══ Data extract

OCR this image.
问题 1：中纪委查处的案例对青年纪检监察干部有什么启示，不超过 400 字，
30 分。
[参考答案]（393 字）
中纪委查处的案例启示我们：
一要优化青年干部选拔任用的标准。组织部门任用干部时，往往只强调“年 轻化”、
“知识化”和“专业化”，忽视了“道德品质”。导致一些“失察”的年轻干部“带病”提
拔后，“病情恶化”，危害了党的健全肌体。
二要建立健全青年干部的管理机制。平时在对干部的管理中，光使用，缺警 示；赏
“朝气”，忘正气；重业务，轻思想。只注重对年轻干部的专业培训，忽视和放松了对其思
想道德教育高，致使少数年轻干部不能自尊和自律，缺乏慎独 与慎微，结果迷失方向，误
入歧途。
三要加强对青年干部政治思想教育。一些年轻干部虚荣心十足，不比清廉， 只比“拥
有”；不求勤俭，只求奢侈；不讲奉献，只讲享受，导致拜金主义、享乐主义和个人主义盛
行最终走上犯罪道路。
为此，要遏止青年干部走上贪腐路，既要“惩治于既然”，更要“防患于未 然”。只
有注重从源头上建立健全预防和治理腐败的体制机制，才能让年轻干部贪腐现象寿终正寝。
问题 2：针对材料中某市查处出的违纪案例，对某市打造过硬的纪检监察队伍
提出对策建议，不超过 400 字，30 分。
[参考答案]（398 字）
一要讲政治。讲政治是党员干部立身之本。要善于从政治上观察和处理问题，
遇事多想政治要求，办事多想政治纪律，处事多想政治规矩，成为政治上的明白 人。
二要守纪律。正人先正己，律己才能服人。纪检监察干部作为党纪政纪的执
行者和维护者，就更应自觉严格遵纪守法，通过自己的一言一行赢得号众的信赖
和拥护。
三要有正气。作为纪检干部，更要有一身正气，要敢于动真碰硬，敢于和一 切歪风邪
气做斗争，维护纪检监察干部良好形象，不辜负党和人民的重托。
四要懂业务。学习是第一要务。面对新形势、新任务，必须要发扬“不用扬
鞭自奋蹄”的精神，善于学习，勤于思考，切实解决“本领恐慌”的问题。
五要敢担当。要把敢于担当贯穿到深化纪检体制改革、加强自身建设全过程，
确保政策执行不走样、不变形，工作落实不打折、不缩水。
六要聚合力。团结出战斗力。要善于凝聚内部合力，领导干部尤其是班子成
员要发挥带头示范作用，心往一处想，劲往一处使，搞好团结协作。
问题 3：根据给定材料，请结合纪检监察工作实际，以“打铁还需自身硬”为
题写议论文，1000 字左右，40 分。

════

_Objective_
Extract all of the data above without altering anything.

_Result of this task_
OCR this image.
问题 1：中纪委查处的案例对青年纪检监察干部有什么启示，不超过 400 字，
30 分。
[参考答案]（393 字）
中纪委查处的案例启示我们：
一要优化青年干部选拔任用的标准。组织部门任用干部时，往往只强调“年 轻化”、
“知识化”和“专业化”，忽视了“道德品质”。导致一些“失察”的年轻干部“带病”提
拔后，“病情恶化”，危害了党的健全肌体。
二要建立健全青年干部的管理机制。平时在对干部的管理中，光使用，缺警 示；赏
“朝气”，忘正气；重业务，轻思想。只注重对年轻干部的专业培训，忽视和放松了对其思
想道德教育高，致使少数年轻干部不能自尊和自律，缺乏慎独 与慎微，结果迷失方向，误
入歧途。
三要加强对青年干部政治思想教育。一些年轻干部虚荣心十足，不比清廉， 只比“拥
有”；不求勤俭，只求奢侈；不讲奉献，只讲享受，导致拜金主义、享乐主义和个人主义盛
行最终走上犯罪道路。
为此，要遏止青年干部走上贪腐路，既要“惩治于既然”，更要“防患于未 然”。只
有注重从源头上建立健全预防和治理腐败的体制机制，才能让年轻干部贪腐现象寿终正寝。
问题 2：针对材料中某市查处出的违纪案例，对某市打造过硬的纪检监察队伍
提出对策建议，不超过 400 字，30 分。
[参考答案]（398 字）
一要讲政治。讲政治是党员干部立身之本。要善于从政治上观察和处理问题，
遇事多想政治要求，办事多想政治纪律，处事多想政治规矩，成为政治上的明白 人。
二要守纪律。正人先正己，律己才能服人。纪检监察干部作为党纪政纪的执
行者和维护者，就更应自觉严格遵纪守法，通过自己的一言一行赢得号众的信赖
和拥护。
三要有正气。作为纪检干部，更要有一身正气，要敢于动真碰硬，敢于和一 切歪风邪
气做斗争，维护纪检监察干部良好形象，不辜负党和人民的重托。
四要懂业务。学习是第一要务。面对新形势、新任务，必须要发扬“不用扬
鞭自奋蹄”的精神，善于学习，勤于思考，切实解决“本领恐慌”的问题。
五要敢担当。要把敢于担当贯穿到深化纪检体制改革、加强自身建设全过程，
确保政策执行不走样、不变形，工作落实不打折、不缩水。
六要聚合力。团结出战斗力。要善于凝聚内部合力，领导干部尤其是班子成
员要发挥带头示范作用，心往一处想，劲往一处使，搞好团结协作。
问题 3：根据给定材料，请结合纪检监察工作实际，以“打铁还需自身硬”为
题写议论文，1000 字左右，40 分。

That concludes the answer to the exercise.